== Description of the task ==
Transcribe every line of the listing below without any deviation.

== Data for this task ==
········

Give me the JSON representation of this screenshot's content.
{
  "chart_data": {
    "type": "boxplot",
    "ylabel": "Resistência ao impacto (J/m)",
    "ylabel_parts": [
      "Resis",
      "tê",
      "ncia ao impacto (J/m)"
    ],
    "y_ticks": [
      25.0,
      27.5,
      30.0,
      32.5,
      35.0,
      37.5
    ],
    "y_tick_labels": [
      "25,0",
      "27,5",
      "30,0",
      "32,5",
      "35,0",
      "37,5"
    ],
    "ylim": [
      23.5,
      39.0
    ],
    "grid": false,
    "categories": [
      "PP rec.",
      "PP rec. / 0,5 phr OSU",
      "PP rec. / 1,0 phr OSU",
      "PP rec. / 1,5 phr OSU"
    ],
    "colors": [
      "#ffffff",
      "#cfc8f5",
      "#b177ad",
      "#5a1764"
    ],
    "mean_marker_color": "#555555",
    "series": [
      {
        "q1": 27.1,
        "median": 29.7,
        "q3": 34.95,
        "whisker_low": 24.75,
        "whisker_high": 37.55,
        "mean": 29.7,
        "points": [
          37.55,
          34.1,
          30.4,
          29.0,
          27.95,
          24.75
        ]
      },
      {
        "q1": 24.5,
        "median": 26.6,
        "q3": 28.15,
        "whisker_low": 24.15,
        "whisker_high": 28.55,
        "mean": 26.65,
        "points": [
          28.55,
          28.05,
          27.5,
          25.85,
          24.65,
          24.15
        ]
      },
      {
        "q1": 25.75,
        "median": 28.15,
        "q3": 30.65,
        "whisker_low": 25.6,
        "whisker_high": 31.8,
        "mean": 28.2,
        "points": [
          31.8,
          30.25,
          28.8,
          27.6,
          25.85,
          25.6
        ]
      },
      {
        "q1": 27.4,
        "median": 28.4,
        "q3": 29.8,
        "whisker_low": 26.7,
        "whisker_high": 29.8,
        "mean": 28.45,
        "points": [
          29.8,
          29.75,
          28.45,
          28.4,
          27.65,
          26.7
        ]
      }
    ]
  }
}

········

== Expected output ==
Give me the JSON representation of this screenshot's content.
{
  "chart_data": {
    "type": "boxplot",
    "ylabel": "Resistência ao impacto (J/m)",
    "ylabel_parts": [
      "Resis",
      "tê",
      "ncia ao impacto (J/m)"
    ],
    "y_ticks": [
      25.0,
      27.5,
      30.0,
      32.5,
      35.0,
      37.5
    ],
    "y_tick_labels": [
      "25,0",
      "27,5",
      "30,0",
      "32,5",
      "35,0",
      "37,5"
    ],
    "ylim": [
      23.5,
      39.0
    ],
    "grid": false,
    "categories": [
      "PP rec.",
      "PP rec. / 0,5 phr OSU",
      "PP rec. / 1,0 phr OSU",
      "PP rec. / 1,5 phr OSU"
    ],
    "colors": [
      "#ffffff",
      "#cfc8f5",
      "#b177ad",
      "#5a1764"
    ],
    "mean_marker_color": "#555555",
    "series": [
      {
        "q1": 27.1,
        "median": 29.7,
        "q3": 34.95,
        "whisker_low": 24.75,
        "whisker_high": 37.55,
        "mean": 29.7,
        "points": [
          37.55,
          34.1,
          30.4,
          29.0,
          27.95,
          24.75
        ]
      },
      {
        "q1": 24.5,
        "median": 26.6,
        "q3": 28.15,
        "whisker_low": 24.15,
        "whisker_high": 28.55,
        "mean": 26.65,
        "points": [
          28.55,
          28.05,
          27.5,
          25.85,
          24.65,
          24.15
        ]
      },
      {
        "q1": 25.75,
        "median": 28.15,
        "q3": 30.65,
        "whisker_low": 25.6,
        "whisker_high": 31.8,
        "mean": 28.2,
        "points": [
          31.8,
          30.25,
          28.8,
          27.6,
          25.85,
          25.6
        ]
      },
      {
        "q1": 27.4,
        "median": 28.4,
        "q3": 29.8,
        "whisker_low": 26.7,
        "whisker_high": 29.8,
        "mean": 28.45,
        "points": [
          29.8,
          29.75,
          28.45,
          28.4,
          27.65,
          26.7
        ]
      }
    ]
  }
}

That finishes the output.